→ **DATA PROVIDED**:

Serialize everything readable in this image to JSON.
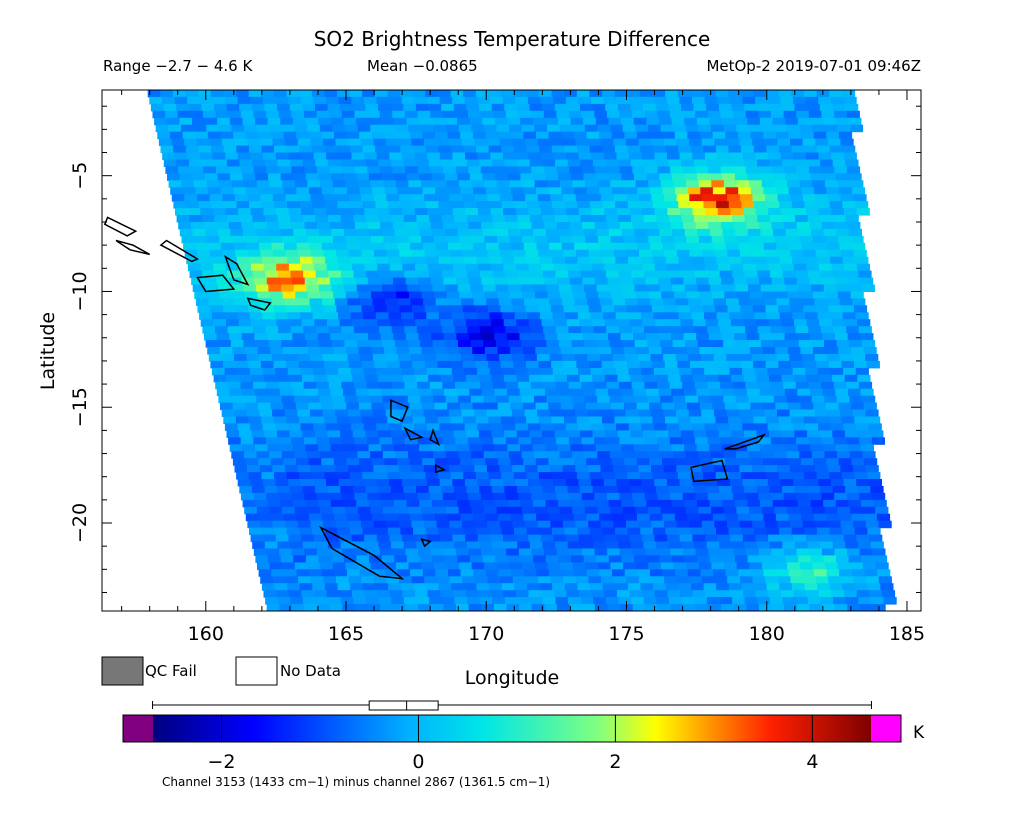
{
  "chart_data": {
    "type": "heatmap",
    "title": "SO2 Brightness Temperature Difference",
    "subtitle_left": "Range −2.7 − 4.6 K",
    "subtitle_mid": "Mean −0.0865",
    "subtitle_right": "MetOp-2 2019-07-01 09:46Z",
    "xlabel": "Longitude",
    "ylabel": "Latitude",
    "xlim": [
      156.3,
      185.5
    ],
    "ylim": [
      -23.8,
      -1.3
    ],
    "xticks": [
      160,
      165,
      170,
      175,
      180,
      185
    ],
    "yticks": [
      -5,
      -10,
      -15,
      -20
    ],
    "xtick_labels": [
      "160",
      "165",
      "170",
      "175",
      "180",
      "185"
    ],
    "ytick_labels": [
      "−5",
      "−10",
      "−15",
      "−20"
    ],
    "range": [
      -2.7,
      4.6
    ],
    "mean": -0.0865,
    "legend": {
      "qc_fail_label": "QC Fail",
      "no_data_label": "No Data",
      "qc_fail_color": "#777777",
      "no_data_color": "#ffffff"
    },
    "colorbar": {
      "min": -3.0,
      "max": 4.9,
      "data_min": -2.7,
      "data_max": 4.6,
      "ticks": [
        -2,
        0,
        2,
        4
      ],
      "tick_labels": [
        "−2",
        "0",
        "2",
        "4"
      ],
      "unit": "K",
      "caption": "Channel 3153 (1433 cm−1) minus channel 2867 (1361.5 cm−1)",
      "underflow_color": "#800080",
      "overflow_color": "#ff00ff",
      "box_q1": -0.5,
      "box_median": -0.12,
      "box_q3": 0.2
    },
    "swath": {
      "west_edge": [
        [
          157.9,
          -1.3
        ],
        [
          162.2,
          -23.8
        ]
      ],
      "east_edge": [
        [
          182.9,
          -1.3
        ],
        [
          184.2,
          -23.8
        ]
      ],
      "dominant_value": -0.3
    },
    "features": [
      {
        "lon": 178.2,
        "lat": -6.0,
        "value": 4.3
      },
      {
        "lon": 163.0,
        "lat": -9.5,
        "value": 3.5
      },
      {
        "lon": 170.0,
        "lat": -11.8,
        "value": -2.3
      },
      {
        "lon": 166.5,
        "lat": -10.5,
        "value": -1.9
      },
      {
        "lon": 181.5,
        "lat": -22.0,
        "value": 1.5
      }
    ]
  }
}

→ **WRITTEN EXERCISE**:
Restate the records word for word, omitting images.

→ **SOLUTION TO THE EXERCISE**:
Serialize everything readable in this image to JSON.
{
  "chart_data": {
    "type": "heatmap",
    "title": "SO2 Brightness Temperature Difference",
    "subtitle_left": "Range −2.7 − 4.6 K",
    "subtitle_mid": "Mean −0.0865",
    "subtitle_right": "MetOp-2 2019-07-01 09:46Z",
    "xlabel": "Longitude",
    "ylabel": "Latitude",
    "xlim": [
      156.3,
      185.5
    ],
    "ylim": [
      -23.8,
      -1.3
    ],
    "xticks": [
      160,
      165,
      170,
      175,
      180,
      185
    ],
    "yticks": [
      -5,
      -10,
      -15,
      -20
    ],
    "xtick_labels": [
      "160",
      "165",
      "170",
      "175",
      "180",
      "185"
    ],
    "ytick_labels": [
      "−5",
      "−10",
      "−15",
      "−20"
    ],
    "range": [
      -2.7,
      4.6
    ],
    "mean": -0.0865,
    "legend": {
      "qc_fail_label": "QC Fail",
      "no_data_label": "No Data",
      "qc_fail_color": "#777777",
      "no_data_color": "#ffffff"
    },
    "colorbar": {
      "min": -3.0,
      "max": 4.9,
      "data_min": -2.7,
      "data_max": 4.6,
      "ticks": [
        -2,
        0,
        2,
        4
      ],
      "tick_labels": [
        "−2",
        "0",
        "2",
        "4"
      ],
      "unit": "K",
      "caption": "Channel 3153 (1433 cm−1) minus channel 2867 (1361.5 cm−1)",
      "underflow_color": "#800080",
      "overflow_color": "#ff00ff",
      "box_q1": -0.5,
      "box_median": -0.12,
      "box_q3": 0.2
    },
    "swath": {
      "west_edge": [
        [
          157.9,
          -1.3
        ],
        [
          162.2,
          -23.8
        ]
      ],
      "east_edge": [
        [
          182.9,
          -1.3
        ],
        [
          184.2,
          -23.8
        ]
      ],
      "dominant_value": -0.3
    },
    "features": [
      {
        "lon": 178.2,
        "lat": -6.0,
        "value": 4.3
      },
      {
        "lon": 163.0,
        "lat": -9.5,
        "value": 3.5
      },
      {
        "lon": 170.0,
        "lat": -11.8,
        "value": -2.3
      },
      {
        "lon": 166.5,
        "lat": -10.5,
        "value": -1.9
      },
      {
        "lon": 181.5,
        "lat": -22.0,
        "value": 1.5
      }
    ]
  }
}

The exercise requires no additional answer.